● EXERCISE
Output the material beneath this task exactly, images excluded.

● DATASET EXTRACT
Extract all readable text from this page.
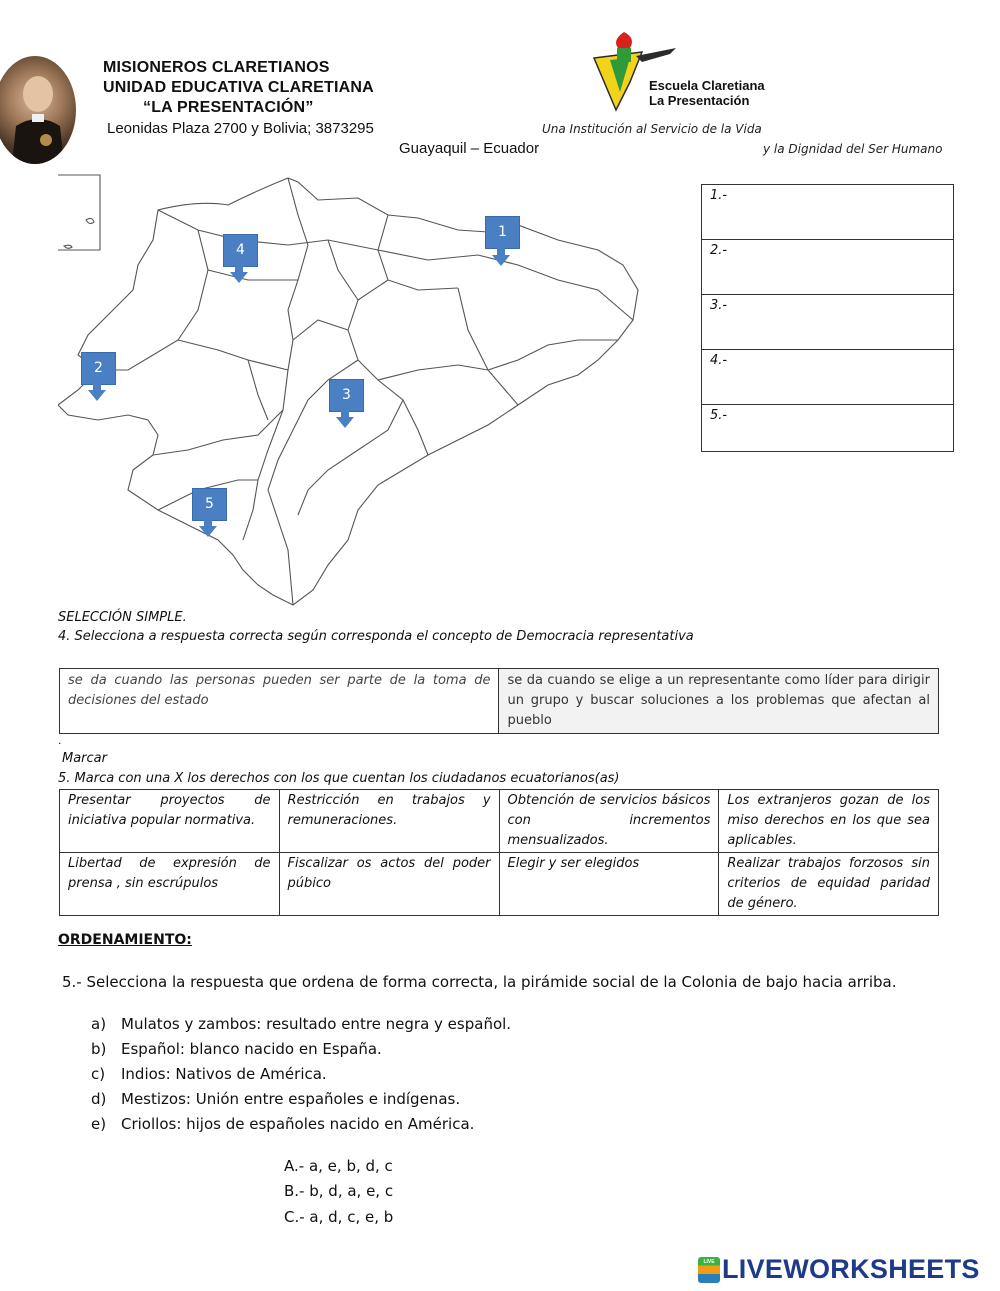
MISIONEROS CLARETIANOS
UNIDAD EDUCATIVA CLARETIANA
“LA PRESENTACIÓN”
Leonidas Plaza 2700 y Bolivia; 3873295
Guayaquil – Ecuador
Escuela Claretiana
La Presentación
Una Institución al Servicio de la Vida
y la Dignidad del Ser Humano
1
2
3
4
5
1.-
2.-
3.-
4.-
5.-
SELECCIÓN SIMPLE.
4. Selecciona a respuesta correcta según corresponda el concepto de Democracia representativa
se da cuando las personas pueden ser parte de la toma de decisiones del estado	se da cuando se elige a un representante como líder para dirigir un grupo y buscar soluciones a los problemas que afectan al pueblo
.
Marcar
5. Marca con una X los derechos con los que cuentan los ciudadanos ecuatorianos(as)
Presentar proyectos de iniciativa popular normativa.	Restricción en trabajos y remuneraciones.	Obtención de servicios básicos con incrementos mensualizados.	Los extranjeros gozan de los miso derechos en los que sea aplicables.
Libertad de expresión de prensa , sin escrúpulos	Fiscalizar os actos del poder púbico	Elegir y ser elegidos	Realizar trabajos forzosos sin criterios de equidad paridad de género.
ORDENAMIENTO:
5.- Selecciona la respuesta que ordena de forma correcta, la pirámide social de la Colonia de bajo hacia arriba.
a) Mulatos y zambos: resultado entre negra y español.
b) Español: blanco nacido en España.
c) Indios: Nativos de América.
d) Mestizos: Unión entre españoles e indígenas.
e) Criollos: hijos de españoles nacido en América.
A.- a, e, b, d, c
B.- b, d, a, e, c
C.- a, d, c, e, b
LIVE LIVEWORKSHEETS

● ANSWER TO THE TASK
Extract all readable text from this page.
MISIONEROS CLARETIANOS
UNIDAD EDUCATIVA CLARETIANA
“LA PRESENTACIÓN”
Leonidas Plaza 2700 y Bolivia; 3873295
Guayaquil – Ecuador
Escuela Claretiana
La Presentación
Una Institución al Servicio de la Vida
y la Dignidad del Ser Humano
1
2
3
4
5
1.-
2.-
3.-
4.-
5.-
SELECCIÓN SIMPLE.
4. Selecciona a respuesta correcta según corresponda el concepto de Democracia representativa
se da cuando las personas pueden ser parte de la toma de decisiones del estado	se da cuando se elige a un representante como líder para dirigir un grupo y buscar soluciones a los problemas que afectan al pueblo
.
Marcar
5. Marca con una X los derechos con los que cuentan los ciudadanos ecuatorianos(as)
Presentar proyectos de iniciativa popular normativa.	Restricción en trabajos y remuneraciones.	Obtención de servicios básicos con incrementos mensualizados.	Los extranjeros gozan de los miso derechos en los que sea aplicables.
Libertad de expresión de prensa , sin escrúpulos	Fiscalizar os actos del poder púbico	Elegir y ser elegidos	Realizar trabajos forzosos sin criterios de equidad paridad de género.
ORDENAMIENTO:
5.- Selecciona la respuesta que ordena de forma correcta, la pirámide social de la Colonia de bajo hacia arriba.
a) Mulatos y zambos: resultado entre negra y español.
b) Español: blanco nacido en España.
c) Indios: Nativos de América.
d) Mestizos: Unión entre españoles e indígenas.
e) Criollos: hijos de españoles nacido en América.
A.- a, e, b, d, c
B.- b, d, a, e, c
C.- a, d, c, e, b
LIVE LIVEWORKSHEETS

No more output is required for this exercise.